CHALLENGE A
Write out the passage of the winter bottomland post that begins with the words containing "Winterberry shrubs are a" and ends with "the waterways flood.", copying it word for word.
— START ARTICLE —
Thursday, January 26, 2017

Winter Bottomland Beauties

     One recent winter day, I drove by an overgrown meadow dominated by many red-twig dogwood shrubs and river birch trees located less than a mile south of New Holland, Pennsylvania.  Both those kinds of woody vegetation need lots of sunlight and water to flourish, which they get in that abandoned pasture.  Red-twigs and river birches are pretty in themselves, but together they are even more attractive in winter.  And the meadow they grow in is bisected by a clear stream and carpeted by pale-beige reed canary-grass.  The striking red-twigs and birches got me to thinking about other kinds of shrubs and trees that beautify moist bottomlands here in southeastern Pennsylvania.
     Several species of deciduous trees and shrubs that flourish in local bottomlands have certain beauties in winter that make those habitats more enjoyable to experience.  Some of these woody plants are in wooded swamps, others are along waterways in woods, and still others reside in overgrown cow pastures and sunny marshes.  All these species are native to America.  And all feed and/or house wildlife. 
     Red-twig dogwoods and red-osier dogwoods are striking shrubs of sunny marshes and wet meadows in winter.  There the many red, supple twigs of each species brightens the open, beige wetlands they grow in, like long, thin tongues of flame.  And there cottontail rabbits, white-tailed deer and field mice eat the lovely, tender stems of these two kinds of dogwoods.  Some of these shrubs are planted on lawns because of their lovely, red twigs.
     Winterberry shrubs are a deciduous holly, which means they lose their foliage in autumn and grow new leaves the next spring.  They are native to wooded swamps in this area, but not commonly.  In fall and through much of the following winter they bear many scarlet and attractive berries.  They are fairly commonly planted on lawns because of those red berries that help brighten many a mitigated landscape in winter.  The berries of winterberry shrubs are eaten by rodents and a variety of wintering, berry-eating birds, including northern mockingbirds and American robins.   
    Sycamore trees and river birch trees grow along waterways and each has interesting, attractive bark.  The roots of these trees, and others, help hold down the soil against erosion when the waterways flood.
     The gray bark of sycamores peels off in thin, little patches, as the trees grow, exposing the lighter, younger bark underneath.  The result is trunks and branches of sycamores have mottled appearances of lighter and darker bark.  Large sycamores have hollows that house a variety of wildlife species, including raccoons, barred owls and chickadees, to name a few.
     River birches have outer bark that curls away from the inner bark in many attractive, paper-thin rolls that, to me, resemble tiny scrolls on their trunks and limbs.  Those tightly-wrapped scrolls reveal the lovely, pale-orange bark growing beneath the curled bark.  Sparrows and finches of various kinds each consume the tiny seeds these beautiful birches produce.
     Ash-leafed maple trees develop in riparian woods along waterways.  They, too, help hold down the soil of bottomlands during floods.  Their paired, winged seeds that hang on their twigs through winter are their special winter beauty.  But when those seeds do fall from their twig moorings, they spin down and away in the wind from the parent trees like blades of helicopters, which disperses their species far and wide.  Meanwhile, many of those seeds are eaten by gray squirrels, northern cardinals and other kinds of wildlife.
— END ARTICLE —
— START EXTRACTED RECORDS —
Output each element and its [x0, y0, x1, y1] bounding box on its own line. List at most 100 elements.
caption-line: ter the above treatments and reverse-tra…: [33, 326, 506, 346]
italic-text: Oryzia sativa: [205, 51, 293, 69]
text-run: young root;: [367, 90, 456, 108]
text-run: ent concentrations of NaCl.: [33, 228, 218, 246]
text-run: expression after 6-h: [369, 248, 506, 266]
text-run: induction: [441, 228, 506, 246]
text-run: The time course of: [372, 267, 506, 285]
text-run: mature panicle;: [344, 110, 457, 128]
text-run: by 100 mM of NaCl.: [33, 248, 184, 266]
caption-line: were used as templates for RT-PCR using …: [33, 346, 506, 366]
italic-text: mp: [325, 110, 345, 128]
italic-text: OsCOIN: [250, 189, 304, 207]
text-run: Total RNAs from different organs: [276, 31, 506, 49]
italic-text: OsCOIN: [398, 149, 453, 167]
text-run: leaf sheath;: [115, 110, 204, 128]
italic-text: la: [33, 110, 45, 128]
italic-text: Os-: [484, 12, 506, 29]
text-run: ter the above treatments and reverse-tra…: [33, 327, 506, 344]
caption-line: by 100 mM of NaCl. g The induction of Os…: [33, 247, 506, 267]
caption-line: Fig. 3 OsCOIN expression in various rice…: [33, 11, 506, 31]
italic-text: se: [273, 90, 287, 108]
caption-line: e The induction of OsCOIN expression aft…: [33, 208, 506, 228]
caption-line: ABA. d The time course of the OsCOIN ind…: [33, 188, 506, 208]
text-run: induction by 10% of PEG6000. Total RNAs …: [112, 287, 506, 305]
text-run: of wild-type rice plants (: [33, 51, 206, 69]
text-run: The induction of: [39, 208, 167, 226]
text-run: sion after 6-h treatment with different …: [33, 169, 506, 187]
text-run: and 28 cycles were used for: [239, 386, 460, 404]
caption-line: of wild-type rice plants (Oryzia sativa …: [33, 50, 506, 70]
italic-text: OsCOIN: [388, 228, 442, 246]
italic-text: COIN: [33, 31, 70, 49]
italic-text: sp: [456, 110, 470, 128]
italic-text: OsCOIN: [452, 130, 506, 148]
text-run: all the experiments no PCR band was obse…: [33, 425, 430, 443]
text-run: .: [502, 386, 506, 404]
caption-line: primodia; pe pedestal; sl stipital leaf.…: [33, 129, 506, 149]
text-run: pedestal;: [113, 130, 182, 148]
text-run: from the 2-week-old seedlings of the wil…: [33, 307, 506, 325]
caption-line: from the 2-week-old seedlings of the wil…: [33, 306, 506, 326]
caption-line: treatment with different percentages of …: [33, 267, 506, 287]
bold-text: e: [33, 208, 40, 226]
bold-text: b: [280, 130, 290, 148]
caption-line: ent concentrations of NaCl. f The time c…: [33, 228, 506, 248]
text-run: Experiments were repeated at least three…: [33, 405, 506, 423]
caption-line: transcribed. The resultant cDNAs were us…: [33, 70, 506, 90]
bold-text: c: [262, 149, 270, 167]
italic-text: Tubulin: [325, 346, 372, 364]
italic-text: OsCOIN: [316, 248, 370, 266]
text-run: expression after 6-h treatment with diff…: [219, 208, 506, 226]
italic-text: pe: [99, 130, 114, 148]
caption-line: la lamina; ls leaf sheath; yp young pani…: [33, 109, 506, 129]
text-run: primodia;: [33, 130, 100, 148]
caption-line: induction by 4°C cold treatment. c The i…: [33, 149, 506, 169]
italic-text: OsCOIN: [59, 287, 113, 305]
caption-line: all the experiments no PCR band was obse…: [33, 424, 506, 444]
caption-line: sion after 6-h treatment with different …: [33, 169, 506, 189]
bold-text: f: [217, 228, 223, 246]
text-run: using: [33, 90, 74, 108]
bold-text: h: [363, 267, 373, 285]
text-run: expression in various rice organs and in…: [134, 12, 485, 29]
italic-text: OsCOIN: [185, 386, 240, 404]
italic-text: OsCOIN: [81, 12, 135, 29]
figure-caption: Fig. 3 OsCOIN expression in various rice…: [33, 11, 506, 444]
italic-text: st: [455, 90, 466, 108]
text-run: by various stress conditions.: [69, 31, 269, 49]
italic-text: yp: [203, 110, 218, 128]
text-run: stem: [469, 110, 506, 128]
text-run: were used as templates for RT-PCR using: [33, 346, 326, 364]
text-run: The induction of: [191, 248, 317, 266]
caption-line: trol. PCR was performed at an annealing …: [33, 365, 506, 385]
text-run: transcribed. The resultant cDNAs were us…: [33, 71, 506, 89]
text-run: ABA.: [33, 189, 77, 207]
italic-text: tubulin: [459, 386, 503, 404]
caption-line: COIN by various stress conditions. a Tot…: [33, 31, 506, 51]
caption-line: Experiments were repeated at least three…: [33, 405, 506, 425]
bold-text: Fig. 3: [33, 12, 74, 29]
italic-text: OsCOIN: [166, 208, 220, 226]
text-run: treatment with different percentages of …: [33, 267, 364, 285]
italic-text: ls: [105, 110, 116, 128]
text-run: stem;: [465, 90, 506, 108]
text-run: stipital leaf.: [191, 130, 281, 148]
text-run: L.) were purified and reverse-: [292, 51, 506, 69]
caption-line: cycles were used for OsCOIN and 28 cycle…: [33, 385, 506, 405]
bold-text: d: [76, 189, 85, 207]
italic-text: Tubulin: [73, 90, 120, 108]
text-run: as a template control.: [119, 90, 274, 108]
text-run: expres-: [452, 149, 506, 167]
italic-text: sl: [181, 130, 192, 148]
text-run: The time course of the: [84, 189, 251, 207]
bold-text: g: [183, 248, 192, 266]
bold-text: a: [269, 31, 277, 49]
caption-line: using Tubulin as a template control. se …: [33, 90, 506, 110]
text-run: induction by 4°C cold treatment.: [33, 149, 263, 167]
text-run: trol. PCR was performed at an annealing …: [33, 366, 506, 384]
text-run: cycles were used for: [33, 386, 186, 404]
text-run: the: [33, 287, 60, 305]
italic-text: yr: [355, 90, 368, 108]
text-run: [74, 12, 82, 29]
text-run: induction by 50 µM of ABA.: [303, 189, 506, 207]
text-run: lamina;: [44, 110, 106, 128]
— END EXTRACTED RECORDS —
CHALLENGE B
Give back the lines of the listing from its first line through the line containing "text-run: mature panicle;: [344, 110, 457, 128]", including both, and reproduce them verbatim.

OUTPUT A
Winterberry shrubs are a deciduous holly, which means they lose their foliage in autumn and grow new leaves the next spring.  They are native to wooded swamps in this area, but not commonly.  In fall and through much of the following winter they bear many scarlet and attractive berries.  They are fairly commonly planted on lawns because of those red berries that help brighten many a mitigated landscape in winter.  The berries of winterberry shrubs are eaten by rodents and a variety of wintering, berry-eating birds, including northern mockingbirds and American robins.   
    Sycamore trees and river birch trees grow along waterways and each has interesting, attractive bark.  The roots of these trees, and others, help hold down the soil against erosion when the waterways flood.

OUTPUT B
Output each element and its [x0, y0, x1, y1] bounding box on its own line. List at most 100 elements.
caption-line: ter the above treatments and reverse-tra…: [33, 326, 506, 346]
italic-text: Oryzia sativa: [205, 51, 293, 69]
text-run: young root;: [367, 90, 456, 108]
text-run: ent concentrations of NaCl.: [33, 228, 218, 246]
text-run: expression after 6-h: [369, 248, 506, 266]
text-run: induction: [441, 228, 506, 246]
text-run: The time course of: [372, 267, 506, 285]
text-run: mature panicle;: [344, 110, 457, 128]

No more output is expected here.